• [SET EXERCISE]:
Please retype the data in full and exactly; the pictures are not part of the copy.

• [MATERIAL]:
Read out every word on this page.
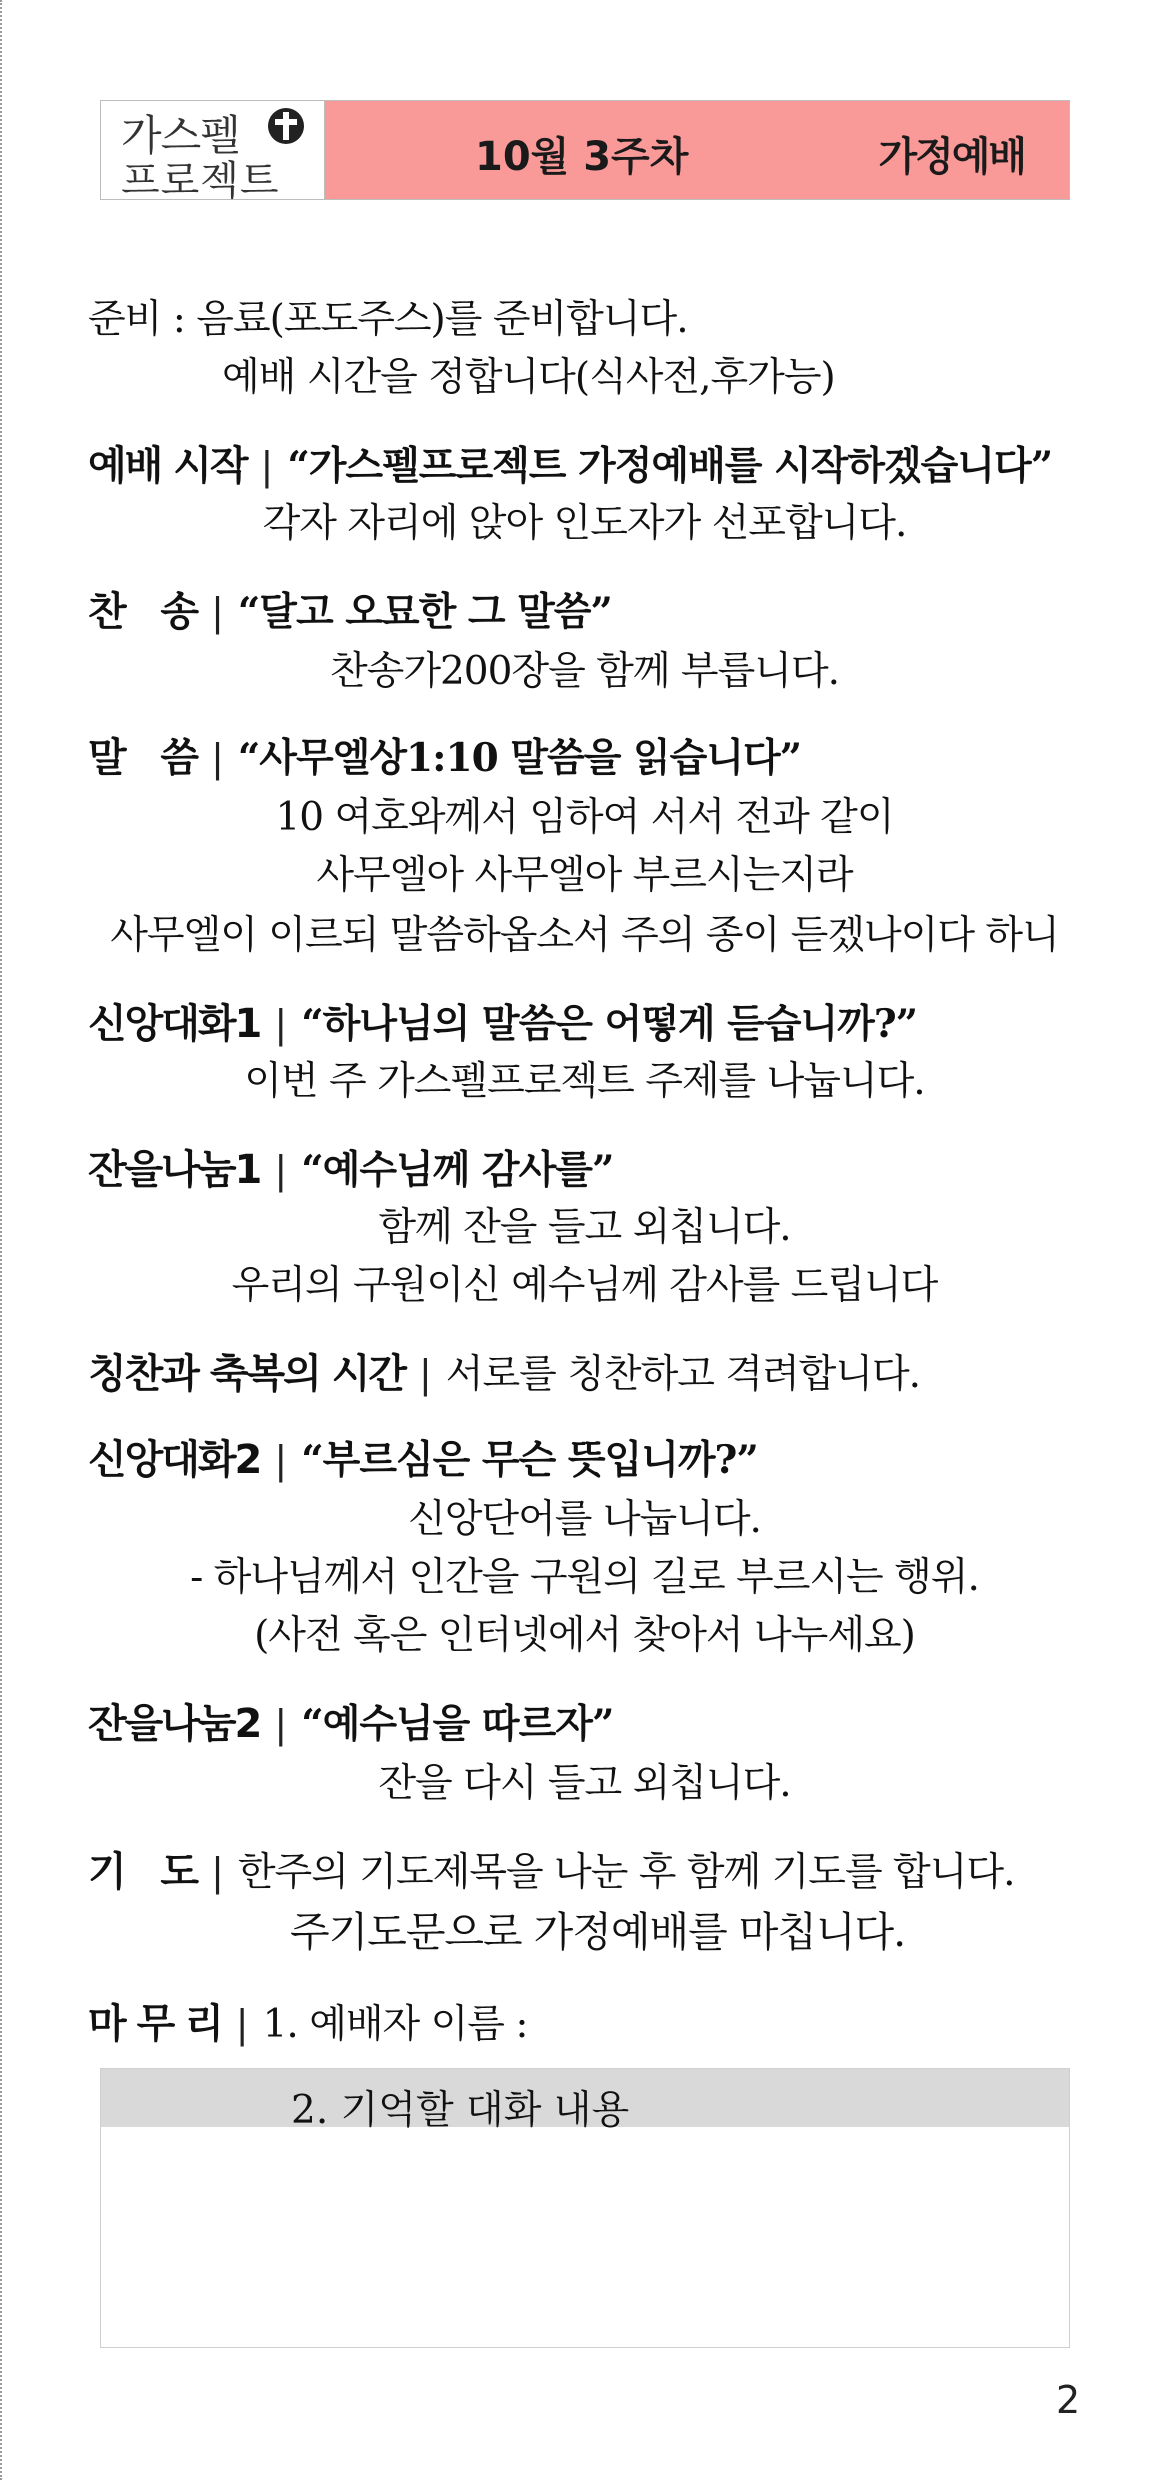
가스펠
프로젝트
10월 3주차	가정예배
준비 : 음료(포도주스)를 준비합니다.
예배 시간을 정합니다(식사전,후가능)
예배 시작 | “가스펠프로젝트 가정예배를 시작하겠습니다”
각자 자리에 앉아 인도자가 선포합니다.
찬   송 | “달고 오묘한 그 말씀”
찬송가200장을 함께 부릅니다.
말   씀 | “사무엘상1:10 말씀을 읽습니다”
10 여호와께서 임하여 서서 전과 같이
사무엘아 사무엘아 부르시는지라
사무엘이 이르되 말씀하옵소서 주의 종이 듣겠나이다 하니
신앙대화1 | “하나님의 말씀은 어떻게 듣습니까?”
이번 주 가스펠프로젝트 주제를 나눕니다.
잔을나눔1 | “예수님께 감사를”
함께 잔을 들고 외칩니다.
우리의 구원이신 예수님께 감사를 드립니다
칭찬과 축복의 시간 | 서로를 칭찬하고 격려합니다.
신앙대화2 | “부르심은 무슨 뜻입니까?”
신앙단어를 나눕니다.
- 하나님께서 인간을 구원의 길로 부르시는 행위.
(사전 혹은 인터넷에서 찾아서 나누세요)
잔을나눔2 | “예수님을 따르자”
잔을 다시 들고 외칩니다.
기   도 | 한주의 기도제목을 나눈 후 함께 기도를 합니다.
주기도문으로 가정예배를 마칩니다.
마 무 리 | 1. 예배자 이름 :
2. 기억할 대화 내용
2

• [PROBLEM SOLUTION]:
Read out every word on this page.
가스펠
프로젝트
10월 3주차	가정예배
준비 : 음료(포도주스)를 준비합니다.
예배 시간을 정합니다(식사전,후가능)
예배 시작 | “가스펠프로젝트 가정예배를 시작하겠습니다”
각자 자리에 앉아 인도자가 선포합니다.
찬   송 | “달고 오묘한 그 말씀”
찬송가200장을 함께 부릅니다.
말   씀 | “사무엘상1:10 말씀을 읽습니다”
10 여호와께서 임하여 서서 전과 같이
사무엘아 사무엘아 부르시는지라
사무엘이 이르되 말씀하옵소서 주의 종이 듣겠나이다 하니
신앙대화1 | “하나님의 말씀은 어떻게 듣습니까?”
이번 주 가스펠프로젝트 주제를 나눕니다.
잔을나눔1 | “예수님께 감사를”
함께 잔을 들고 외칩니다.
우리의 구원이신 예수님께 감사를 드립니다
칭찬과 축복의 시간 | 서로를 칭찬하고 격려합니다.
신앙대화2 | “부르심은 무슨 뜻입니까?”
신앙단어를 나눕니다.
- 하나님께서 인간을 구원의 길로 부르시는 행위.
(사전 혹은 인터넷에서 찾아서 나누세요)
잔을나눔2 | “예수님을 따르자”
잔을 다시 들고 외칩니다.
기   도 | 한주의 기도제목을 나눈 후 함께 기도를 합니다.
주기도문으로 가정예배를 마칩니다.
마 무 리 | 1. 예배자 이름 :
2. 기억할 대화 내용
2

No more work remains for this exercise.